• **FRAGMENTO DE PÁGINA**
..........
Wolf Alice en Argentina: un debut soñado y el comienzo de un romance que llevó 10 años de espera
En su primera visita al país, la banda británica liderada por Ellie Rowsell encendió el C Art Media con un show íntimo, salvaje y emotivo.


Este 25 de mayo quedará guardado en la memoria de muchos melómanos como el día en que una de las bandas de rock más importantes de la nueva generación, finalmente, saldó su deuda con el público argentino. Luego de una larga espera de diez años, Wolf Alice pisó por primera vez suelo argentino, regalando en el C Art Media un concierto consagratorio, magnético y cargado de una electricidad que logró vencer al frío porteño y encender la noche.

Desde el segundo inicial en que la banda oriunda del norte de Londres apareció en escena, quedó en claro por qué son el grupo de rock británico más importante de la actualidad. La presencia de Ellie Rowsell es, sencillamente, hipnótica. Con una facilidad pasmosa para adueñarse de cada rincón del escenario, la líder y vocalista se robó todas las miradas. Su propuesta vocal es un viaje de extremos absolutos: por momentos arrulla al público con una voz angelical, dulce, conmovedora pero, en un parpadeo, se transforma en una fuerza furiosa que grita y expulsa rabia.

A lo largo de la noche, Ellie Rowsell, Joff Oddie, Theo Ellis y Joel Amey desplegaron un arsenal con el que demostraron toda su versatilidad sonora, pasando por el folk, pop, indie rock y hasta el grunge más visceral. El repertorio mezcló la presentación oficial de su más reciente álbum The Clearing (2025) con un repaso por sus anteriores discos: My Love Is Cool (2015), Visions of a Life (2017) y Blue Weekend (2021). La banda llevó al público por todos los estados de ánimo y las emociones durante más de una hora y media.

Afuera del C Art Media quedó el frío, la neblina y la humedad porque adentro del recinto el clima se convirtió en una caldera. La energía del público local tomó por sorpresa a los británicos. Entre canción y canción, los ya tradicionales cánticos de "olé, olé, olé" se hicieron presentes una y otra vez, así como también el clásico futbolero "cada día te quiero más, es un sentimiento no puedo parar". La reacción de la banda fue pura alegría y los integrantes no pudieron ocultar sus sonrisas, y hasta se animaron a tirar unos pasos de baile al ritmo de la euforia de la gente.
..........
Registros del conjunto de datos
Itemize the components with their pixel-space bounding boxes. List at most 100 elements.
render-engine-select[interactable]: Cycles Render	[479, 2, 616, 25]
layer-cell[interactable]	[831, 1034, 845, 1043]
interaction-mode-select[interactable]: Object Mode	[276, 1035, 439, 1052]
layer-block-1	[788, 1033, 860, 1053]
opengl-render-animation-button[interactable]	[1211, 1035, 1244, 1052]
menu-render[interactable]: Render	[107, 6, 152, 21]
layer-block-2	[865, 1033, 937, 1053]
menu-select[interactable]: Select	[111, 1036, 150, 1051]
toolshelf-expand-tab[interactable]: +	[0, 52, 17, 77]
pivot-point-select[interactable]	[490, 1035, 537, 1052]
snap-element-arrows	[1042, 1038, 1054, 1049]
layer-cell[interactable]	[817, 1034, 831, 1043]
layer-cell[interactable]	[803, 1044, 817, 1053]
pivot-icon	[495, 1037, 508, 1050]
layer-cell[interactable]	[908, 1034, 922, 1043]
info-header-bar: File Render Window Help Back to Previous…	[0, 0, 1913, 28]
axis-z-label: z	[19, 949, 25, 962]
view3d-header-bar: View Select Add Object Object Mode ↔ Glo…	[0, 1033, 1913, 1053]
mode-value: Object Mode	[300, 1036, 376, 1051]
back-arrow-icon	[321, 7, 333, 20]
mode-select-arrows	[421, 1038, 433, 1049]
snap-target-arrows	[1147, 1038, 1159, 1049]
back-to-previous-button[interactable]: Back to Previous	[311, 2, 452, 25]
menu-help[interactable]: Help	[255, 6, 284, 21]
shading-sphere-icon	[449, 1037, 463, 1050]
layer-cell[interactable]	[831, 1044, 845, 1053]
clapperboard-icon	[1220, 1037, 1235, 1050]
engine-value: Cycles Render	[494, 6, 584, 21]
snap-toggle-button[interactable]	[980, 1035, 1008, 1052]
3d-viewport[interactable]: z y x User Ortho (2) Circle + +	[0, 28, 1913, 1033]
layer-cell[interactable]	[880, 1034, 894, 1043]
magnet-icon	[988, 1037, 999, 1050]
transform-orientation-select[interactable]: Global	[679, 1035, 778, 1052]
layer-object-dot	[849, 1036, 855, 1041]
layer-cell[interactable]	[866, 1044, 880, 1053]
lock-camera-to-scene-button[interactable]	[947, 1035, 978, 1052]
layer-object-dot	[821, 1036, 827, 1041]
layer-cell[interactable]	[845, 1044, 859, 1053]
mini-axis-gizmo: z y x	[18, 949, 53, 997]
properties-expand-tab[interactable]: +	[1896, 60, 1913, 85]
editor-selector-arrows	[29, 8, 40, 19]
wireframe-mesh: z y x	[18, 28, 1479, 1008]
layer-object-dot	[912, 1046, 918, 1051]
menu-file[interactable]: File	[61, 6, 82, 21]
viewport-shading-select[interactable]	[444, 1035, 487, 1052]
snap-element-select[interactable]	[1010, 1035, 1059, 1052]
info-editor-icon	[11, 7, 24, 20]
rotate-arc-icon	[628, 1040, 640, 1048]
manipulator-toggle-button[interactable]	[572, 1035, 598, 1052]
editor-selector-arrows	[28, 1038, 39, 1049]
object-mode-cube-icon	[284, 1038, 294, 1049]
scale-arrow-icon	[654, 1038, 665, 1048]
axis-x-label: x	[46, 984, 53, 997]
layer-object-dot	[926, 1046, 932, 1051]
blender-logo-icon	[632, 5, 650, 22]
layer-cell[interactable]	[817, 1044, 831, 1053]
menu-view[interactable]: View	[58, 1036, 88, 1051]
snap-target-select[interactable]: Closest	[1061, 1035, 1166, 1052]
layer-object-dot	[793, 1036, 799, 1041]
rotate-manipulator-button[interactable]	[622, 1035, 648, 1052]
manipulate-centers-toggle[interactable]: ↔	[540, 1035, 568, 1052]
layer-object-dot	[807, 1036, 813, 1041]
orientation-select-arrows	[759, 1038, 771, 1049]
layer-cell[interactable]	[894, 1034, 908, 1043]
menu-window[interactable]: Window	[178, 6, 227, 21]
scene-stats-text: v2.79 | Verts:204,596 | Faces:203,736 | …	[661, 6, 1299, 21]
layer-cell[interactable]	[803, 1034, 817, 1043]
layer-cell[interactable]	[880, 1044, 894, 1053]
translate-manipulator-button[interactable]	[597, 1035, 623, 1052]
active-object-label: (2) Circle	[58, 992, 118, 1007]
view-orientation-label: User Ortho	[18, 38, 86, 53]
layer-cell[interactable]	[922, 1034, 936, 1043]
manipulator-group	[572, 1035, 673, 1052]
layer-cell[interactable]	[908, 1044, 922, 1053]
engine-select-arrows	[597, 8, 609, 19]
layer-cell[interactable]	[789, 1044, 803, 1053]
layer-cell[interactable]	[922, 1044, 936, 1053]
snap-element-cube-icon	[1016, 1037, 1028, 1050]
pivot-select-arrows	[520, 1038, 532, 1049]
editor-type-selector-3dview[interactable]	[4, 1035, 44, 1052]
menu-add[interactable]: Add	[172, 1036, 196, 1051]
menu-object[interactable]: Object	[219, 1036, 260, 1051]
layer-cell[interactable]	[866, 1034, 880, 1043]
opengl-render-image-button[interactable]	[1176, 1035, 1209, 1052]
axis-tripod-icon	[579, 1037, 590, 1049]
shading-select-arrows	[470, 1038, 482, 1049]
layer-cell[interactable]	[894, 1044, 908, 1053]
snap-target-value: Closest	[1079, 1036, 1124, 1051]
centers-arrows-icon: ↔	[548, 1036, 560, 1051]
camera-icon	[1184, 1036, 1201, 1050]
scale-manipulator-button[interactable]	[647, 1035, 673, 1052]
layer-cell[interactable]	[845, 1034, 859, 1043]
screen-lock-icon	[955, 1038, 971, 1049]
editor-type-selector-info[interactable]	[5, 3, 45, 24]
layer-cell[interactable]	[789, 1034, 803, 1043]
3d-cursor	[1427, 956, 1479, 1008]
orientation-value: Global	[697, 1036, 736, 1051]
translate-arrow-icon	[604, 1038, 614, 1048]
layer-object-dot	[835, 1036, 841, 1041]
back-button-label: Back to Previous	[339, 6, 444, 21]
..........
Prolonga la crónica del debut de Wolf Alice en Argentina a partir de la última oración de su último párrafo.

El pogo no se hizo esperar y apareció en los momentos momentos indicados como durante "Yuk Foo" y "Play the greatest hits", y hasta en algunos más inesperados, como cuando la masa compacta de fanáticos comenzó al ritmo de "How Can I Make It OK?", una de las canciones más esperadas de la noche.

Si bien el grupo evitó los discursos extensos o las bajadas de línea directas, sus gestos hablaron por ellos: sobre el escenario, junto a una bandera argentina con el logo de Wolf Alice, lucía colgada imponente una bandera de Palestina, demostrando que el rock también es político. Lo que sí hubo fue lugar para los momentos emotivos. Sobre el cierre, Ellie Rowsell se tomó unos instantes para conectar de forma íntima con sus seguidores. La cantante confesó con total honestidad que no sabía bien por qué habían demorado una década completa en visitar el país y, entre aplausos, prometió regresar lo antes posible.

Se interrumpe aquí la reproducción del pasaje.